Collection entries
━━━

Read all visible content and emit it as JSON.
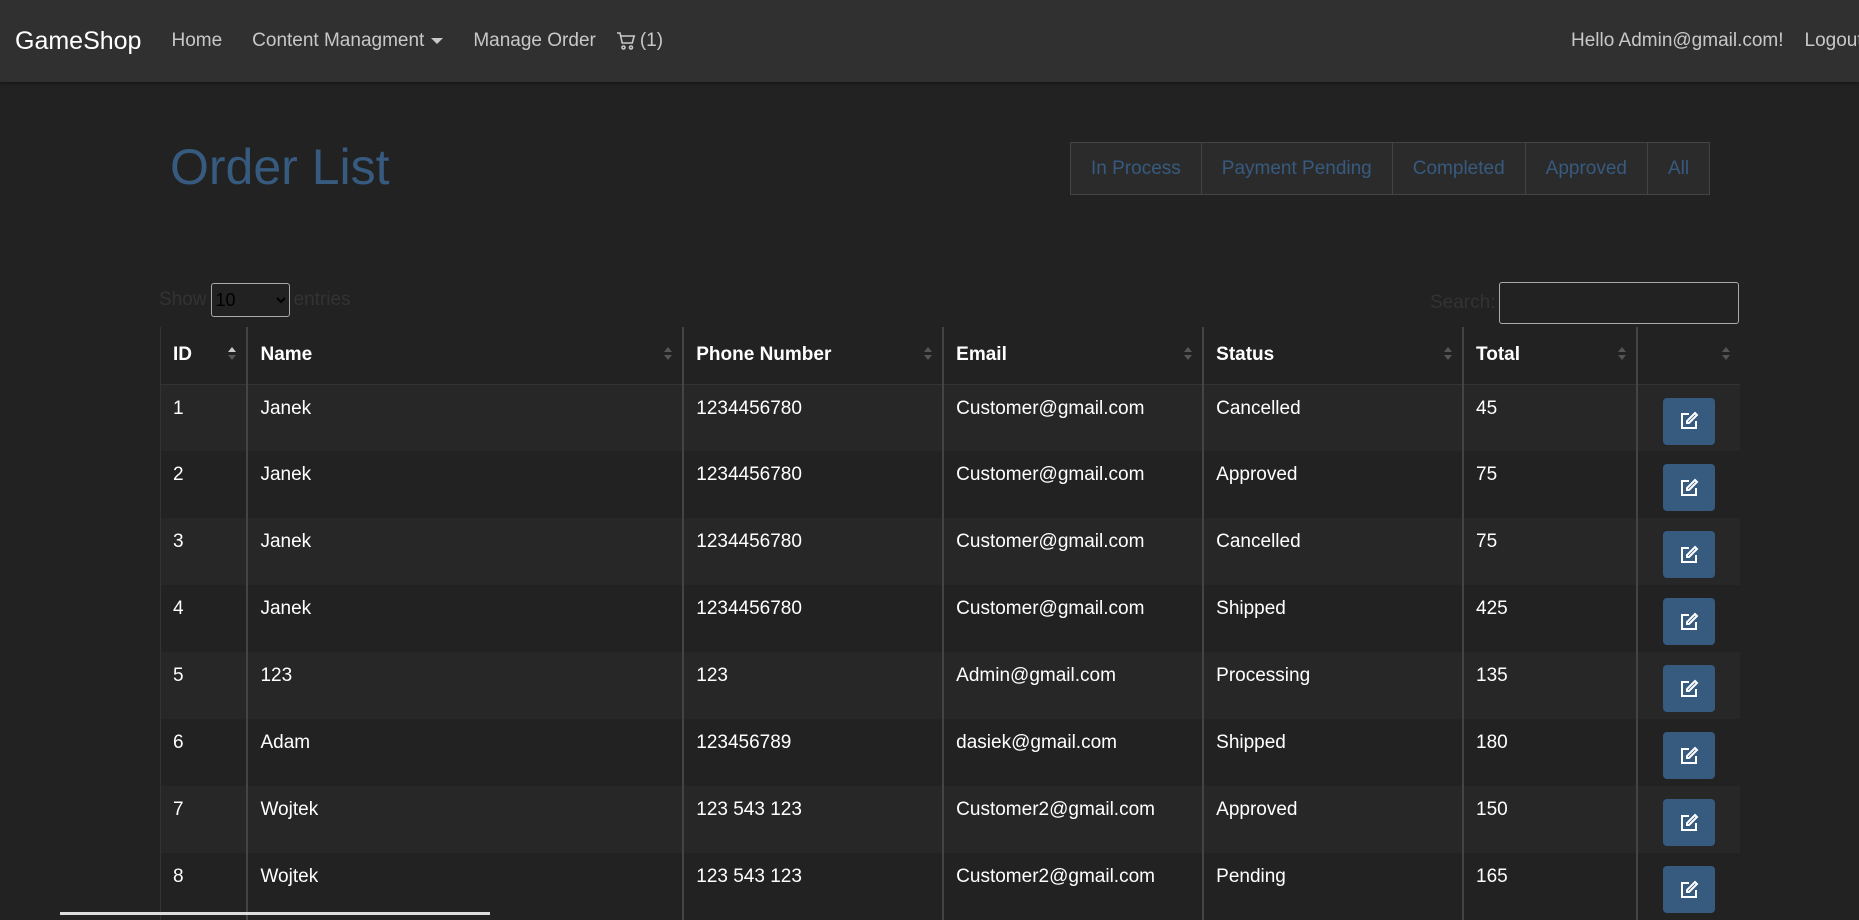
{
  "nav": {
    "brand": "GameShop",
    "home": "Home",
    "content": "Content Managment",
    "manage_order": "Manage Order",
    "cart_count": "(1)",
    "greeting": "Hello Admin@gmail.com!",
    "logout": "Logout"
  },
  "page": {
    "title": "Order List"
  },
  "filters": [
    "In Process",
    "Payment Pending",
    "Completed",
    "Approved",
    "All"
  ],
  "table_controls": {
    "show_label": "Show",
    "page_size": "10",
    "entries_label": "entries",
    "search_label": "Search:"
  },
  "columns": [
    "ID",
    "Name",
    "Phone Number",
    "Email",
    "Status",
    "Total",
    ""
  ],
  "rows": [
    {
      "id": "1",
      "name": "Janek",
      "phone": "1234456780",
      "email": "Customer@gmail.com",
      "status": "Cancelled",
      "total": "45"
    },
    {
      "id": "2",
      "name": "Janek",
      "phone": "1234456780",
      "email": "Customer@gmail.com",
      "status": "Approved",
      "total": "75"
    },
    {
      "id": "3",
      "name": "Janek",
      "phone": "1234456780",
      "email": "Customer@gmail.com",
      "status": "Cancelled",
      "total": "75"
    },
    {
      "id": "4",
      "name": "Janek",
      "phone": "1234456780",
      "email": "Customer@gmail.com",
      "status": "Shipped",
      "total": "425"
    },
    {
      "id": "5",
      "name": "123",
      "phone": "123",
      "email": "Admin@gmail.com",
      "status": "Processing",
      "total": "135"
    },
    {
      "id": "6",
      "name": "Adam",
      "phone": "123456789",
      "email": "dasiek@gmail.com",
      "status": "Shipped",
      "total": "180"
    },
    {
      "id": "7",
      "name": "Wojtek",
      "phone": "123 543 123",
      "email": "Customer2@gmail.com",
      "status": "Approved",
      "total": "150"
    },
    {
      "id": "8",
      "name": "Wojtek",
      "phone": "123 543 123",
      "email": "Customer2@gmail.com",
      "status": "Pending",
      "total": "165"
    }
  ],
  "colors": {
    "accent": "#375a7f",
    "background": "#222222",
    "navbar": "#303030"
  },
  "icons": {
    "cart": "cart-icon",
    "edit": "edit-icon"
  }
}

━━━

Problem details: Using the material above, retype each entry exactly and omit the pictures.

Exercise answer:
Read all visible content and emit it as JSON.
{
  "nav": {
    "brand": "GameShop",
    "home": "Home",
    "content": "Content Managment",
    "manage_order": "Manage Order",
    "cart_count": "(1)",
    "greeting": "Hello Admin@gmail.com!",
    "logout": "Logout"
  },
  "page": {
    "title": "Order List"
  },
  "filters": [
    "In Process",
    "Payment Pending",
    "Completed",
    "Approved",
    "All"
  ],
  "table_controls": {
    "show_label": "Show",
    "page_size": "10",
    "entries_label": "entries",
    "search_label": "Search:"
  },
  "columns": [
    "ID",
    "Name",
    "Phone Number",
    "Email",
    "Status",
    "Total",
    ""
  ],
  "rows": [
    {
      "id": "1",
      "name": "Janek",
      "phone": "1234456780",
      "email": "Customer@gmail.com",
      "status": "Cancelled",
      "total": "45"
    },
    {
      "id": "2",
      "name": "Janek",
      "phone": "1234456780",
      "email": "Customer@gmail.com",
      "status": "Approved",
      "total": "75"
    },
    {
      "id": "3",
      "name": "Janek",
      "phone": "1234456780",
      "email": "Customer@gmail.com",
      "status": "Cancelled",
      "total": "75"
    },
    {
      "id": "4",
      "name": "Janek",
      "phone": "1234456780",
      "email": "Customer@gmail.com",
      "status": "Shipped",
      "total": "425"
    },
    {
      "id": "5",
      "name": "123",
      "phone": "123",
      "email": "Admin@gmail.com",
      "status": "Processing",
      "total": "135"
    },
    {
      "id": "6",
      "name": "Adam",
      "phone": "123456789",
      "email": "dasiek@gmail.com",
      "status": "Shipped",
      "total": "180"
    },
    {
      "id": "7",
      "name": "Wojtek",
      "phone": "123 543 123",
      "email": "Customer2@gmail.com",
      "status": "Approved",
      "total": "150"
    },
    {
      "id": "8",
      "name": "Wojtek",
      "phone": "123 543 123",
      "email": "Customer2@gmail.com",
      "status": "Pending",
      "total": "165"
    }
  ],
  "colors": {
    "accent": "#375a7f",
    "background": "#222222",
    "navbar": "#303030"
  },
  "icons": {
    "cart": "cart-icon",
    "edit": "edit-icon"
  }
}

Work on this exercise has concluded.